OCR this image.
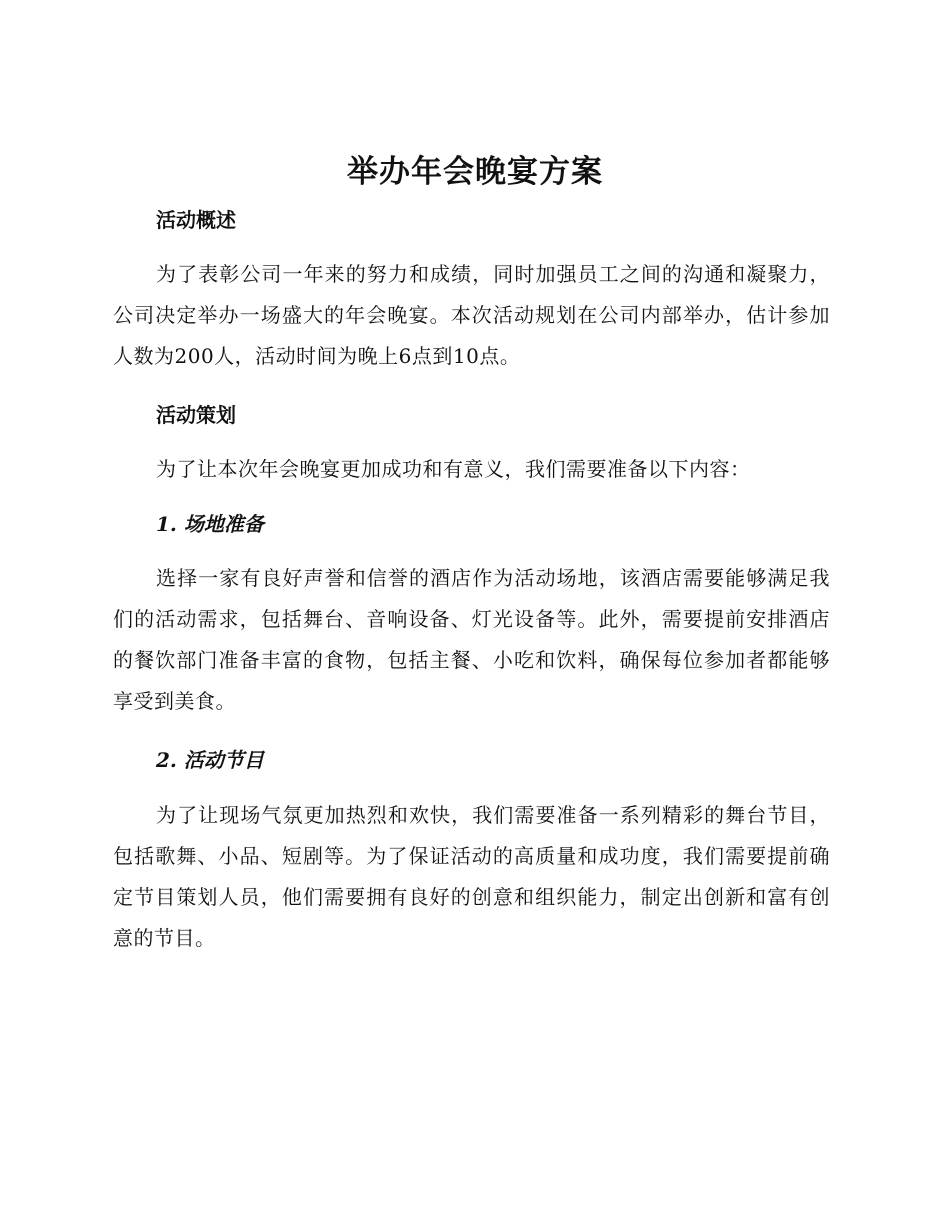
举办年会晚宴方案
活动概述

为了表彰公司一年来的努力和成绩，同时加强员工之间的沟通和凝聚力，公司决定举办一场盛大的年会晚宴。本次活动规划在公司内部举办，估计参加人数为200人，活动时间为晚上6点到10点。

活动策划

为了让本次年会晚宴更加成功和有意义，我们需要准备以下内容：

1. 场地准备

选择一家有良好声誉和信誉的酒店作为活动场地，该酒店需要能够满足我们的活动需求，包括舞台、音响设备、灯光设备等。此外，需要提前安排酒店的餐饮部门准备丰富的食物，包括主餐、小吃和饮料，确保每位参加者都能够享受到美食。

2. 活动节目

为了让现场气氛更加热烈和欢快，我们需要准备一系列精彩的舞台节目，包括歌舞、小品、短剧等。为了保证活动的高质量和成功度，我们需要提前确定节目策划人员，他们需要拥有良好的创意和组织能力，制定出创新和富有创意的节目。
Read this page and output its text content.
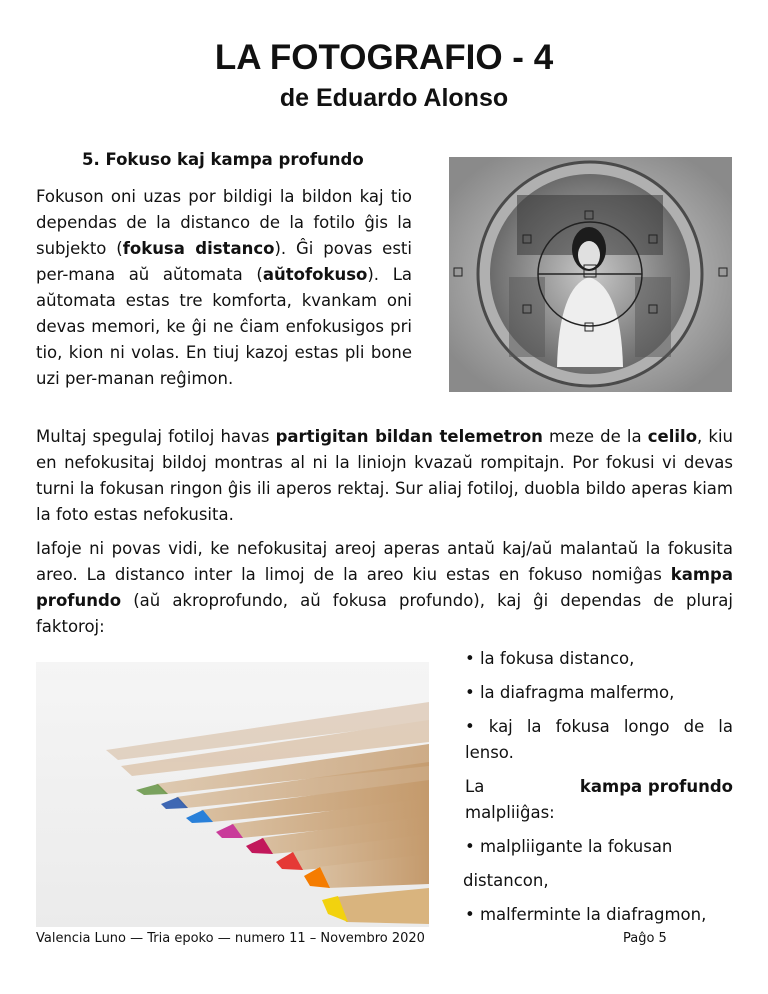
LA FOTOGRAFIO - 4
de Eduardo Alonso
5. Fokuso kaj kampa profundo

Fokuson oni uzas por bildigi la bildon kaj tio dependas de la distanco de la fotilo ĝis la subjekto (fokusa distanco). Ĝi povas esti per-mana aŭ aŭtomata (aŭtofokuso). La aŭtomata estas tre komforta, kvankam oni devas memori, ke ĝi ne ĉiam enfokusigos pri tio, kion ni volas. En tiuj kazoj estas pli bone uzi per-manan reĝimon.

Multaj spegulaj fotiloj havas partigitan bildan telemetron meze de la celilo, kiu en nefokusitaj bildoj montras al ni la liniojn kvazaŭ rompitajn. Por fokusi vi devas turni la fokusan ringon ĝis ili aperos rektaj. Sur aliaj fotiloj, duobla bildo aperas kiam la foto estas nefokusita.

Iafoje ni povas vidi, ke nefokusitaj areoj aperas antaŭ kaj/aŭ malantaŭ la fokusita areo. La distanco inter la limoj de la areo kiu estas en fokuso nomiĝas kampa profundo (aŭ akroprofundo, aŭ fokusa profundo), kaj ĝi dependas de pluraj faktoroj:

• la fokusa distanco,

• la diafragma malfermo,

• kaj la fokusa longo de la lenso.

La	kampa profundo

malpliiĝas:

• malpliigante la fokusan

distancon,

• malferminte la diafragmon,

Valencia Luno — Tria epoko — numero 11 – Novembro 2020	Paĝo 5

+ + + + + + +

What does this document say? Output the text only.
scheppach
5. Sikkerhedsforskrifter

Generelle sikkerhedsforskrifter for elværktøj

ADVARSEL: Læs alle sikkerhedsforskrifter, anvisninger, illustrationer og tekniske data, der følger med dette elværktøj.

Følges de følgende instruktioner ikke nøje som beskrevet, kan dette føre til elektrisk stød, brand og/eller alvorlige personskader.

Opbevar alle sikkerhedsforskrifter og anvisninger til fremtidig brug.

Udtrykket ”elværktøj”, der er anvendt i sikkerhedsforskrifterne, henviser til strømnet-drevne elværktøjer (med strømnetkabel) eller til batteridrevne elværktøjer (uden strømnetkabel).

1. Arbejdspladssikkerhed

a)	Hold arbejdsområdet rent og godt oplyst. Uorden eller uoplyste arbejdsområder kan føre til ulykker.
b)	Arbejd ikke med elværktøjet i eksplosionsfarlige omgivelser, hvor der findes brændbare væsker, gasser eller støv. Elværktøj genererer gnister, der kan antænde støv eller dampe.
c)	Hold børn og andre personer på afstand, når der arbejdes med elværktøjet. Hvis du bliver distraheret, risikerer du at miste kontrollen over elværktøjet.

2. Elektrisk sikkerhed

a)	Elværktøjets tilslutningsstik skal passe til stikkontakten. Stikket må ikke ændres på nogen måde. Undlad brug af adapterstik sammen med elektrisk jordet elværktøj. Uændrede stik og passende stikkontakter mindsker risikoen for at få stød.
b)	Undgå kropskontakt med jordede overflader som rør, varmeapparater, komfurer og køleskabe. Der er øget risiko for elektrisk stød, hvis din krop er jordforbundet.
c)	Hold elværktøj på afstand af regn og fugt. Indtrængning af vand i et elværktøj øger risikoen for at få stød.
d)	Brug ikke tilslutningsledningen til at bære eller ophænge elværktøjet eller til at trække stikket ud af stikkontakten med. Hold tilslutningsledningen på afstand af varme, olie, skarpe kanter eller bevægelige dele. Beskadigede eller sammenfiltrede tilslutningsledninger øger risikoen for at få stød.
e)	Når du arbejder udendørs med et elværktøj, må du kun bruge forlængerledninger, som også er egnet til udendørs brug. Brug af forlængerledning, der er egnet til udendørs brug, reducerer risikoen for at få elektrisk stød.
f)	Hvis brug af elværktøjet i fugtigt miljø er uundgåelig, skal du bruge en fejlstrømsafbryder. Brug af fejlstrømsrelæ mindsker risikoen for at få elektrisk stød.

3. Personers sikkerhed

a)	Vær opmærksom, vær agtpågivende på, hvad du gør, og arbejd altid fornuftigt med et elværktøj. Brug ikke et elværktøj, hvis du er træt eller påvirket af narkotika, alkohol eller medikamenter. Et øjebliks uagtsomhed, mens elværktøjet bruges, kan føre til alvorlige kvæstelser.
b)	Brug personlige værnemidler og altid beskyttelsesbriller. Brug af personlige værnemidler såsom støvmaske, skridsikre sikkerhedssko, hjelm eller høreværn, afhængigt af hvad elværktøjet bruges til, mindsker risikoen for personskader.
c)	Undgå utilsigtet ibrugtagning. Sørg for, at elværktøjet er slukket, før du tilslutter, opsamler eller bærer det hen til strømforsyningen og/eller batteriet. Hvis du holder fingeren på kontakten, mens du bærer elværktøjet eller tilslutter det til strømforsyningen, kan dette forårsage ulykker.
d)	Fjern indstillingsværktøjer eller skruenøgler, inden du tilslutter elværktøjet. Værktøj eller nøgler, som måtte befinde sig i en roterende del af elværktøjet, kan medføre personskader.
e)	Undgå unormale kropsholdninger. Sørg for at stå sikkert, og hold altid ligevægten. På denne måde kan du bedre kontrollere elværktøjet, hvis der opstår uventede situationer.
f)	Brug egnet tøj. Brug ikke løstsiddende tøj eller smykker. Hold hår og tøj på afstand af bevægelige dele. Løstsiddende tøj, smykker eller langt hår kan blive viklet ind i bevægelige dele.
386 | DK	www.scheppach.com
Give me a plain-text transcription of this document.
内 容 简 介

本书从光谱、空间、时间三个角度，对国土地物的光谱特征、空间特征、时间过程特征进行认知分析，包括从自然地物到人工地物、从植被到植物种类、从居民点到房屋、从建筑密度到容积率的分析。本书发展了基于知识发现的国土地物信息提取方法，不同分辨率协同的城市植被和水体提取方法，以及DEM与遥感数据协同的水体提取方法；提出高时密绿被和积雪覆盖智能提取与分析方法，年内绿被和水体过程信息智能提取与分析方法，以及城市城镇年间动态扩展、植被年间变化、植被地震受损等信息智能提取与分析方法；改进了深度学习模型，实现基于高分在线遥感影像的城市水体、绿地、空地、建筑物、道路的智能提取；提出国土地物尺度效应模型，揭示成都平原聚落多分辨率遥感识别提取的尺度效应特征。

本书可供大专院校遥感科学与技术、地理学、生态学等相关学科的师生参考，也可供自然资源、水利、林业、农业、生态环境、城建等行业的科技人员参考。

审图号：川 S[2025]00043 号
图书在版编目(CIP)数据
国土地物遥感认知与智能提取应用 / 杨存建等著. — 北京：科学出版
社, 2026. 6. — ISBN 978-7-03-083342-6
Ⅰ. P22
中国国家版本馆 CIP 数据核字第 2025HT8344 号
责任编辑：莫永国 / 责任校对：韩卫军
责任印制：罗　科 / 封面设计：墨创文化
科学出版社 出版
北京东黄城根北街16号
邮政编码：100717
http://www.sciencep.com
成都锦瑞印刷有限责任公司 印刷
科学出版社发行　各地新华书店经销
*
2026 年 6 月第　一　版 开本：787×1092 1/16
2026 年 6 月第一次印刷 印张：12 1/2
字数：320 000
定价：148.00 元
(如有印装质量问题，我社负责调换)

+ + + + + + +

Search the records for the string "egnet" and return every line in which it occurs.

• Answer for the task:
e)	Når du arbejder udendørs med et elværktøj, må du kun bruge forlængerledninger, som også er egnet til udendørs brug. Brug af forlængerledning, der er egnet til udendørs brug, reducerer risikoen for at få elektrisk stød.
f)	Brug egnet tøj. Brug ikke løstsiddende tøj eller smykker. Hold hår og tøj på afstand af bevægelige dele. Løstsiddende tøj, smykker eller langt hår kan blive viklet ind i bevægelige dele.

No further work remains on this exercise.